→ Data records:
····················

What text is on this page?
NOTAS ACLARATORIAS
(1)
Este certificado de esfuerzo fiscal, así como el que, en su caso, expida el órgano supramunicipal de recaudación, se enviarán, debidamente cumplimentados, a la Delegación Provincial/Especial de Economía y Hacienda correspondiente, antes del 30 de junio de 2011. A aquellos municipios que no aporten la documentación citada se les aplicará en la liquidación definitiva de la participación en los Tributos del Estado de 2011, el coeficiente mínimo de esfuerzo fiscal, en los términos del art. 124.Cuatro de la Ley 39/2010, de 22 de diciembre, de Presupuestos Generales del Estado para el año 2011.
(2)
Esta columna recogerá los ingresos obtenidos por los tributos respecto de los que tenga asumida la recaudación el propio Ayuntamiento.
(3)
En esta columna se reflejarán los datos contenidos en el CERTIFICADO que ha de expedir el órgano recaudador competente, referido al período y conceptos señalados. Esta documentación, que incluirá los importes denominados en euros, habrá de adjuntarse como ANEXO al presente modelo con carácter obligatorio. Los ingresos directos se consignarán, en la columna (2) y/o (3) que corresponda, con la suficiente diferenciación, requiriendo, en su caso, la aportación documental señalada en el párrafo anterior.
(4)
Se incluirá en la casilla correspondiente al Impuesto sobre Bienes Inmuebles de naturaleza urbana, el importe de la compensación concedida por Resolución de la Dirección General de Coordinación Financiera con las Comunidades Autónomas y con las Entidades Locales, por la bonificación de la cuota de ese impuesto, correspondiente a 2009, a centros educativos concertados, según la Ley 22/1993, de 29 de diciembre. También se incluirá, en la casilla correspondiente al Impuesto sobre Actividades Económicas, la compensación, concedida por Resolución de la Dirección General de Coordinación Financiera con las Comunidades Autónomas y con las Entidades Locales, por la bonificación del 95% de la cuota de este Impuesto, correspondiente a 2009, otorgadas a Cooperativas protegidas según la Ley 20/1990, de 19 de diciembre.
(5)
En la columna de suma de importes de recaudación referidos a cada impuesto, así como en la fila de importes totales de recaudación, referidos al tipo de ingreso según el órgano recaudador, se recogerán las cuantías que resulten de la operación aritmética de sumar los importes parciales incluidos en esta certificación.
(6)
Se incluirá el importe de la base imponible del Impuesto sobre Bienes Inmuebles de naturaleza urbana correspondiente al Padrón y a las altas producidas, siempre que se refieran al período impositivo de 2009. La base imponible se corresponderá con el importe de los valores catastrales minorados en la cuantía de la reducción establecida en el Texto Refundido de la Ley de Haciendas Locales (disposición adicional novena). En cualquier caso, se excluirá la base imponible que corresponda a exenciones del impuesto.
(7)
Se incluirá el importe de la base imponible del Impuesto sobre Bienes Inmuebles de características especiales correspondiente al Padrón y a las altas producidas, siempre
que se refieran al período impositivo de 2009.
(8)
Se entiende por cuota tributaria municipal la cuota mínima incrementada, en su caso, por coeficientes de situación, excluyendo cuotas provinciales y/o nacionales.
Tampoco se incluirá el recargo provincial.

····················

→ Direction: Write out the data again, exactly and in full.

→ Answer to the problem:
What text is on this page?
NOTAS ACLARATORIAS
(1)
Este certificado de esfuerzo fiscal, así como el que, en su caso, expida el órgano supramunicipal de recaudación, se enviarán, debidamente cumplimentados, a la Delegación Provincial/Especial de Economía y Hacienda correspondiente, antes del 30 de junio de 2011. A aquellos municipios que no aporten la documentación citada se les aplicará en la liquidación definitiva de la participación en los Tributos del Estado de 2011, el coeficiente mínimo de esfuerzo fiscal, en los términos del art. 124.Cuatro de la Ley 39/2010, de 22 de diciembre, de Presupuestos Generales del Estado para el año 2011.
(2)
Esta columna recogerá los ingresos obtenidos por los tributos respecto de los que tenga asumida la recaudación el propio Ayuntamiento.
(3)
En esta columna se reflejarán los datos contenidos en el CERTIFICADO que ha de expedir el órgano recaudador competente, referido al período y conceptos señalados. Esta documentación, que incluirá los importes denominados en euros, habrá de adjuntarse como ANEXO al presente modelo con carácter obligatorio. Los ingresos directos se consignarán, en la columna (2) y/o (3) que corresponda, con la suficiente diferenciación, requiriendo, en su caso, la aportación documental señalada en el párrafo anterior.
(4)
Se incluirá en la casilla correspondiente al Impuesto sobre Bienes Inmuebles de naturaleza urbana, el importe de la compensación concedida por Resolución de la Dirección General de Coordinación Financiera con las Comunidades Autónomas y con las Entidades Locales, por la bonificación de la cuota de ese impuesto, correspondiente a 2009, a centros educativos concertados, según la Ley 22/1993, de 29 de diciembre. También se incluirá, en la casilla correspondiente al Impuesto sobre Actividades Económicas, la compensación, concedida por Resolución de la Dirección General de Coordinación Financiera con las Comunidades Autónomas y con las Entidades Locales, por la bonificación del 95% de la cuota de este Impuesto, correspondiente a 2009, otorgadas a Cooperativas protegidas según la Ley 20/1990, de 19 de diciembre.
(5)
En la columna de suma de importes de recaudación referidos a cada impuesto, así como en la fila de importes totales de recaudación, referidos al tipo de ingreso según el órgano recaudador, se recogerán las cuantías que resulten de la operación aritmética de sumar los importes parciales incluidos en esta certificación.
(6)
Se incluirá el importe de la base imponible del Impuesto sobre Bienes Inmuebles de naturaleza urbana correspondiente al Padrón y a las altas producidas, siempre que se refieran al período impositivo de 2009. La base imponible se corresponderá con el importe de los valores catastrales minorados en la cuantía de la reducción establecida en el Texto Refundido de la Ley de Haciendas Locales (disposición adicional novena). En cualquier caso, se excluirá la base imponible que corresponda a exenciones del impuesto.
(7)
Se incluirá el importe de la base imponible del Impuesto sobre Bienes Inmuebles de características especiales correspondiente al Padrón y a las altas producidas, siempre
que se refieran al período impositivo de 2009.
(8)
Se entiende por cuota tributaria municipal la cuota mínima incrementada, en su caso, por coeficientes de situación, excluyendo cuotas provinciales y/o nacionales.
Tampoco se incluirá el recargo provincial.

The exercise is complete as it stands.